--- begin ---

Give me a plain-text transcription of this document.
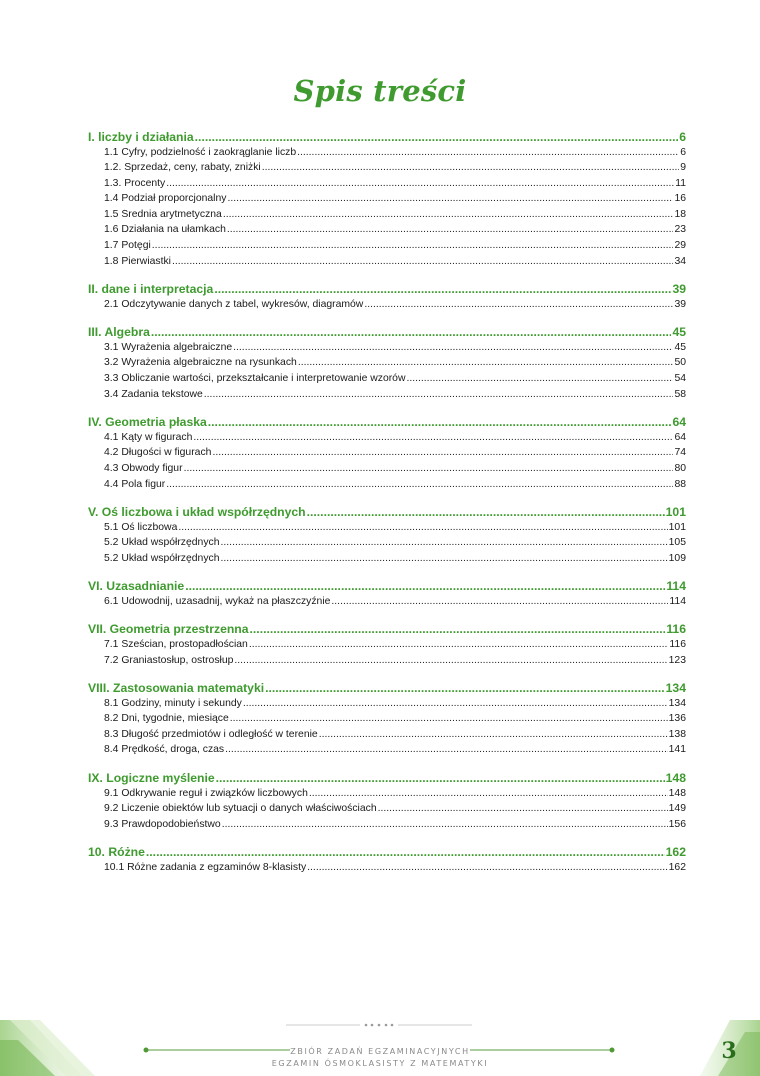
Spis treści
I. liczby i działania .....	6
1.1 Cyfry, podzielność i zaokrąglanie liczb .....	6
1.2. Sprzedaż, ceny, rabaty, zniżki .....	9
1.3. Procenty .....	11
1.4 Podział proporcjonalny .....	16
1.5 Średnia arytmetyczna .....	18
1.6 Działania na ułamkach .....	23
1.7 Potęgi .....	29
1.8 Pierwiastki .....	34
II. dane i interpretacja .....	39
2.1 Odczytywanie danych z tabel, wykresów, diagramów .....	39
III. Algebra .....	45
3.1 Wyrażenia algebraiczne .....	45
3.2 Wyrażenia algebraiczne na rysunkach .....	50
3.3 Obliczanie wartości, przekształcanie i interpretowanie wzorów .....	54
3.4 Zadania tekstowe .....	58
IV. Geometria płaska .....	64
4.1 Kąty w figurach .....	64
4.2 Długości w figurach .....	74
4.3 Obwody figur .....	80
4.4 Pola figur .....	88
V. Oś liczbowa i układ współrzędnych .....	101
5.1 Oś liczbowa .....	101
5.2 Układ współrzędnych .....	105
5.2 Układ współrzędnych .....	109
VI. Uzasadnianie .....	114
6.1 Udowodnij, uzasadnij, wykaż na płaszczyźnie .....	114
VII. Geometria przestrzenna .....	116
7.1 Sześcian, prostopadłościan .....	116
7.2 Graniastosłup, ostrosłup .....	123
VIII. Zastosowania matematyki .....	134
8.1 Godziny, minuty i sekundy .....	134
8.2 Dni, tygodnie, miesiące .....	136
8.3 Długość przedmiotów i odległość w terenie .....	138
8.4 Prędkość, droga, czas .....	141
IX. Logiczne myślenie .....	148
9.1 Odkrywanie reguł i związków liczbowych .....	148
9.2 Liczenie obiektów lub sytuacji o danych właściwościach .....	149
9.3 Prawdopodobieństwo .....	156
10. Różne .....	162
10.1 Różne zadania z egzaminów 8-klasisty .....	162
ZBIÓR ZADAŃ EGZAMINACYJNYCH
EGZAMIN ÓSMOKLASISTY Z MATEMATYKI	3
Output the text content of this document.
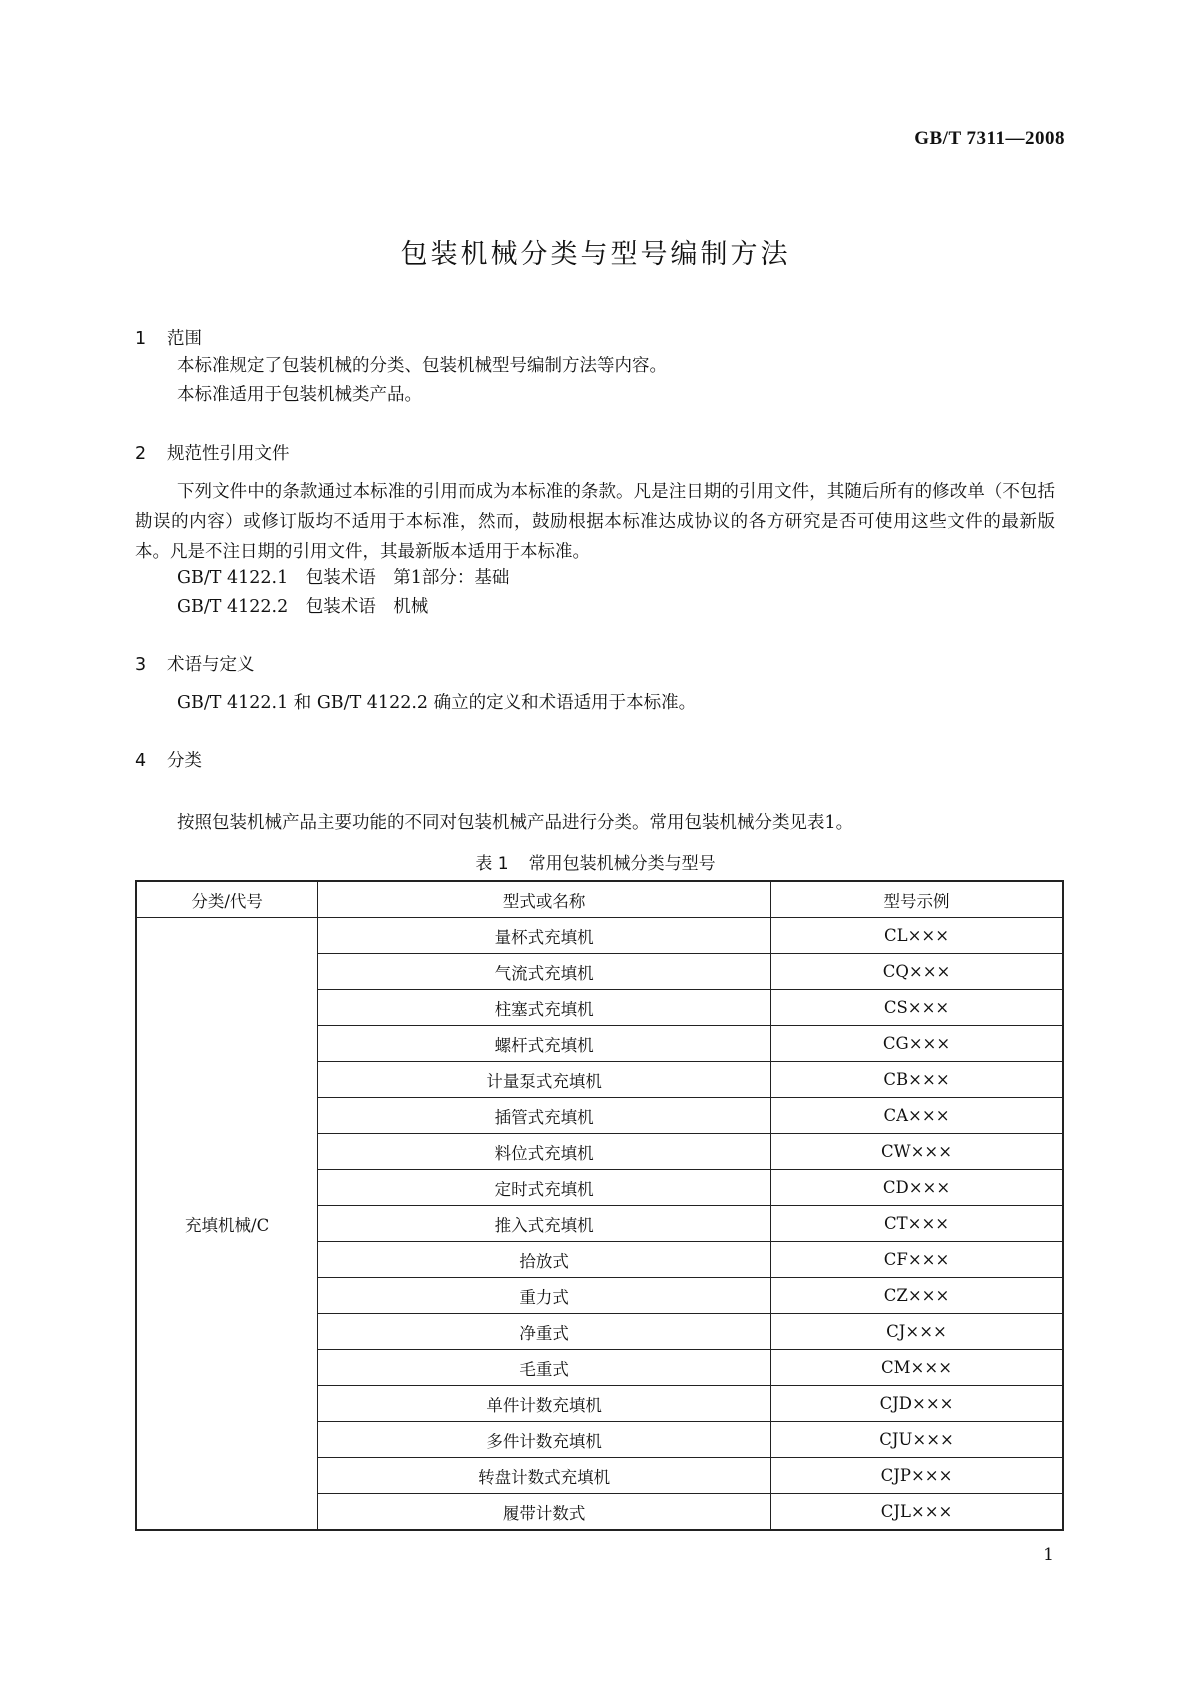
GB/T 7311—2008
包装机械分类与型号编制方法
1 范围
本标准规定了包装机械的分类、包装机械型号编制方法等内容。
本标准适用于包装机械类产品。
2 规范性引用文件
下列文件中的条款通过本标准的引用而成为本标准的条款。凡是注日期的引用文件，其随后所有的修改单（不包括勘误的内容）或修订版均不适用于本标准，然而，鼓励根据本标准达成协议的各方研究是否可使用这些文件的最新版本。凡是不注日期的引用文件，其最新版本适用于本标准。
GB/T 4122.1　包装术语　第1部分：基础
GB/T 4122.2　包装术语　机械
3 术语与定义
GB/T 4122.1 和 GB/T 4122.2 确立的定义和术语适用于本标准。
4 分类
按照包装机械产品主要功能的不同对包装机械产品进行分类。常用包装机械分类见表1。
表 1 常用包装机械分类与型号
分类/代号	型式或名称	型号示例
充填机械/C	量杯式充填机	CL×××
	气流式充填机	CQ×××
	柱塞式充填机	CS×××
	螺杆式充填机	CG×××
	计量泵式充填机	CB×××
	插管式充填机	CA×××
	料位式充填机	CW×××
	定时式充填机	CD×××
	推入式充填机	CT×××
	拾放式	CF×××
	重力式	CZ×××
	净重式	CJ×××
	毛重式	CM×××
	单件计数充填机	CJD×××
	多件计数充填机	CJU×××
	转盘计数式充填机	CJP×××
	履带计数式	CJL×××
1
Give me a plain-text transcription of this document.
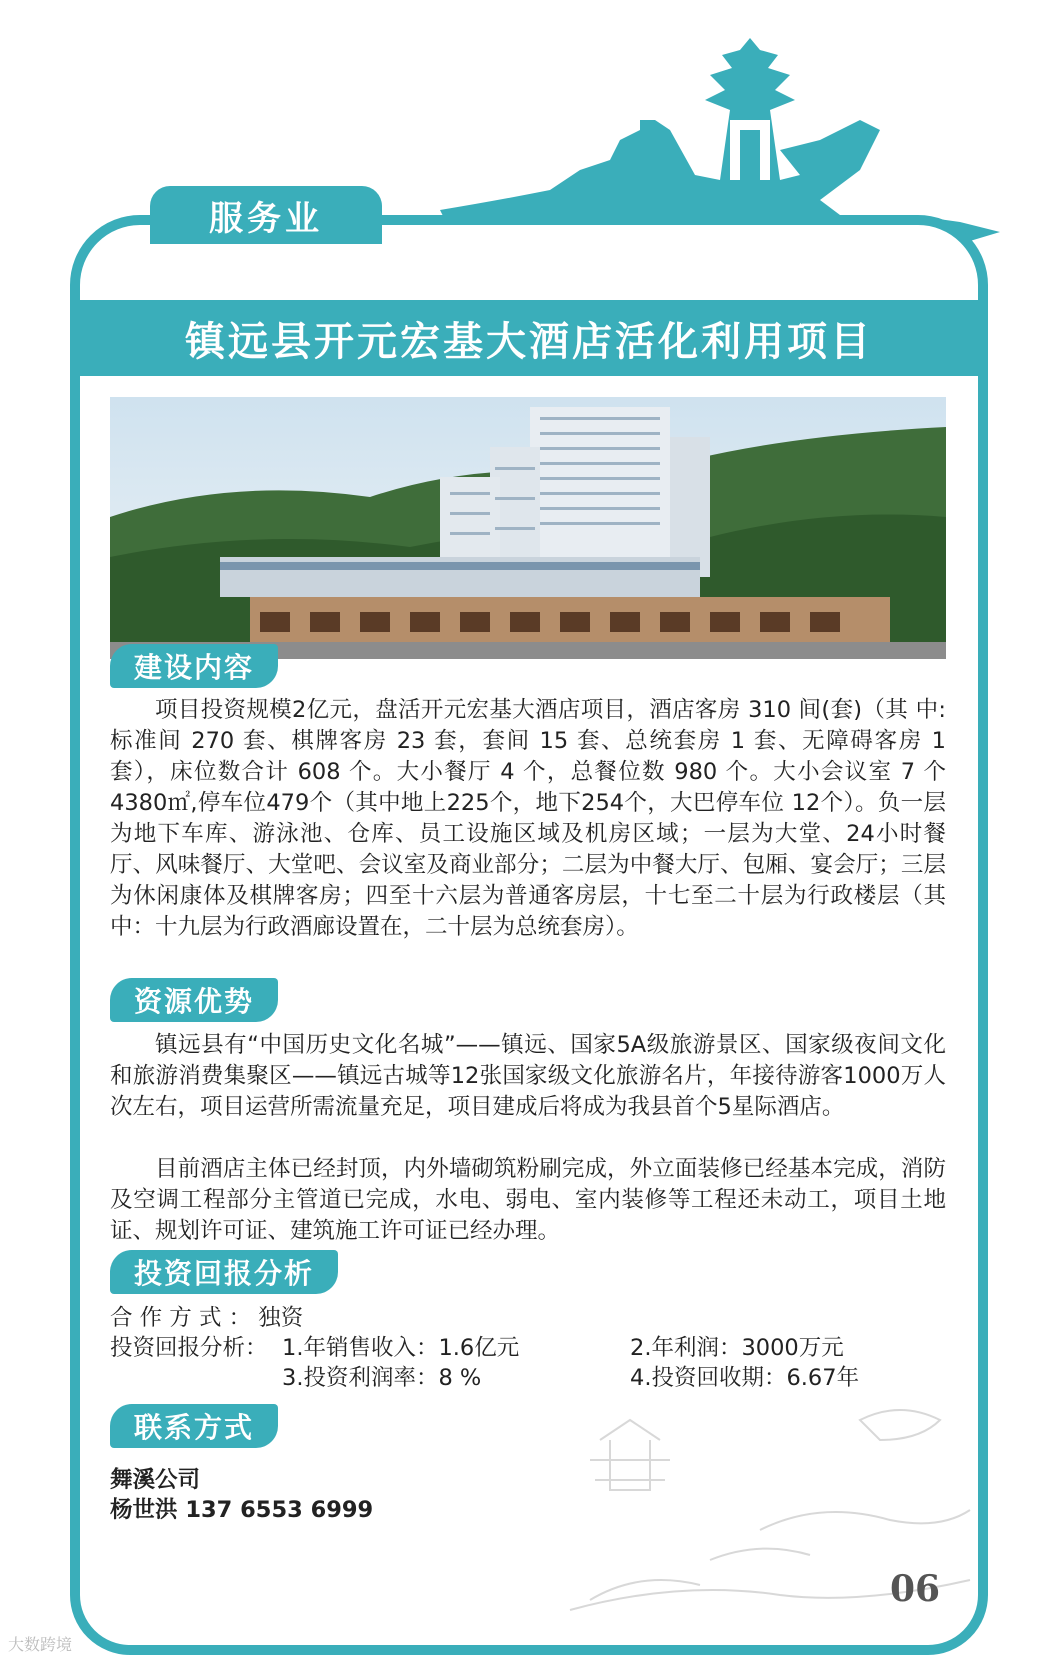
服务业
镇远县开元宏基大酒店活化利用项目
建设内容

项目投资规模2亿元，盘活开元宏基大酒店项目，酒店客房 310 间(套)（其 中:标准间 270 套、棋牌客房 23 套，套间 15 套、总统套房 1 套、无障碍客房 1 套），床位数合计 608 个。大小餐厅 4 个，总餐位数 980 个。大小会议室 7 个 4380㎡,停车位479个（其中地上225个，地下254个，大巴停车位 12个）。负一层为地下车库、游泳池、仓库、员工设施区域及机房区域；一层为大堂、24小时餐厅、风味餐厅、大堂吧、会议室及商业部分；二层为中餐大厅、包厢、宴会厅；三层为休闲康体及棋牌客房；四至十六层为普通客房层，十七至二十层为行政楼层（其中：十九层为行政酒廊设置在，二十层为总统套房）。

资源优势

镇远县有“中国历史文化名城”——镇远、国家5A级旅游景区、国家级夜间文化和旅游消费集聚区——镇远古城等12张国家级文化旅游名片，年接待游客1000万人次左右，项目运营所需流量充足，项目建成后将成为我县首个5星际酒店。

目前酒店主体已经封顶，内外墙砌筑粉刷完成，外立面装修已经基本完成，消防及空调工程部分主管道已完成，水电、弱电、室内装修等工程还未动工，项目土地证、规划许可证、建筑施工许可证已经办理。

投资回报分析
合 作 方 式 ： 独资
投资回报分析： 1.年销售收入：1.6亿元	2.年利润：3000万元
3.投资利润率：8 %	4.投资回收期：6.67年
联系方式
舞溪公司
杨世洪 137 6553 6999
06
大数跨境
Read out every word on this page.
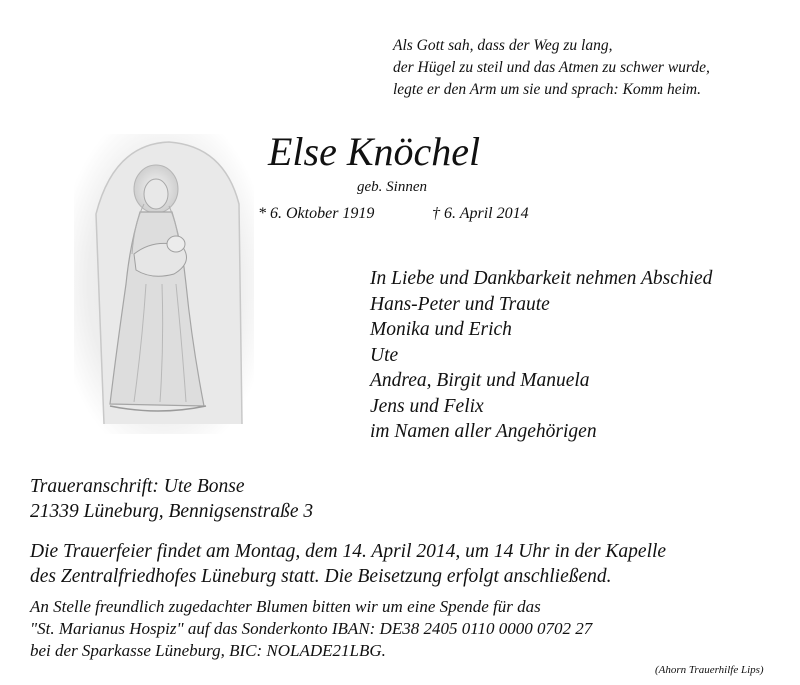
Als Gott sah, dass der Weg zu lang,
der Hügel zu steil und das Atmen zu schwer wurde,
legte er den Arm um sie und sprach: Komm heim.
Else Knöchel
geb. Sinnen
* 6. Oktober 1919	† 6. April 2014
In Liebe und Dankbarkeit nehmen Abschied
Hans-Peter und Traute
Monika und Erich
Ute
Andrea, Birgit und Manuela
Jens und Felix
im Namen aller Angehörigen
Traueranschrift: Ute Bonse
21339 Lüneburg, Bennigsenstraße 3
Die Trauerfeier findet am Montag, dem 14. April 2014, um 14 Uhr in der Kapelle
des Zentralfriedhofes Lüneburg statt. Die Beisetzung erfolgt anschließend.
An Stelle freundlich zugedachter Blumen bitten wir um eine Spende für das
"St. Marianus Hospiz" auf das Sonderkonto IBAN: DE38 2405 0110 0000 0702 27
bei der Sparkasse Lüneburg, BIC: NOLADE21LBG.
(Ahorn Trauerhilfe Lips)
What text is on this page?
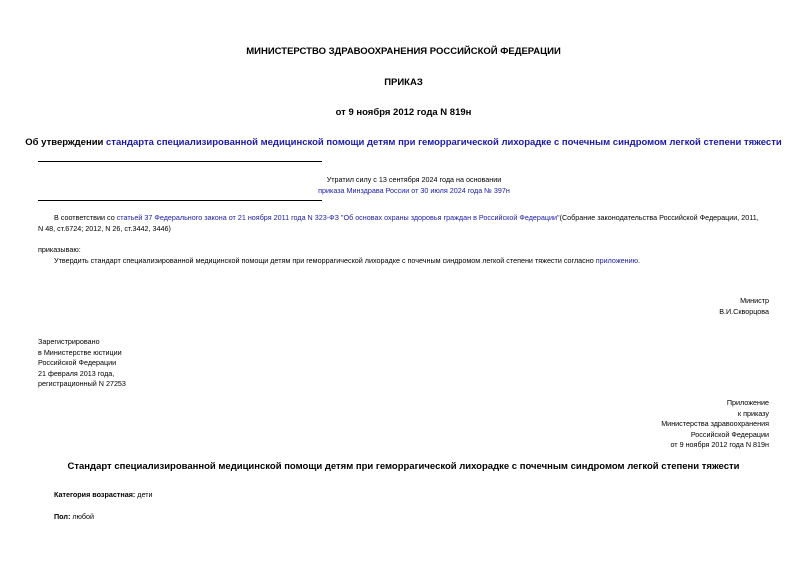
МИНИСТЕРСТВО ЗДРАВООХРАНЕНИЯ РОССИЙСКОЙ ФЕДЕРАЦИИ
ПРИКАЗ
от 9 ноября 2012 года N 819н
Об утверждении стандарта специализированной медицинской помощи детям при геморрагической лихорадке с почечным синдромом легкой степени тяжести
Утратил силу с 13 сентября 2024 года на основании
приказа Минздрава России от 30 июля 2024 года № 397н
В соответствии со статьей 37 Федерального закона от 21 ноября 2011 года N 323-ФЗ "Об основах охраны здоровья граждан в Российской Федерации"(Собрание законодательства Российской Федерации, 2011,
N 48, ст.6724; 2012, N 26, ст.3442, 3446)
приказываю:
Утвердить стандарт специализированной медицинской помощи детям при геморрагической лихорадке с почечным синдромом легкой степени тяжести согласно приложению.
Министр
В.И.Скворцова
Зарегистрировано
в Министерстве юстиции
Российской Федерации
21 февраля 2013 года,
регистрационный N 27253
Приложение
к приказу
Министерства здравоохранения
Российской Федерации
от 9 ноября 2012 года N 819н
Стандарт специализированной медицинской помощи детям при геморрагической лихорадке с почечным синдромом легкой степени тяжести
Категория возрастная: дети
Пол: любой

--- end ---

§ **Exercise task**:
Of all the lines above, how many contain "тяжести"? Give the number and nothing more.

§ **Response to this task**:
3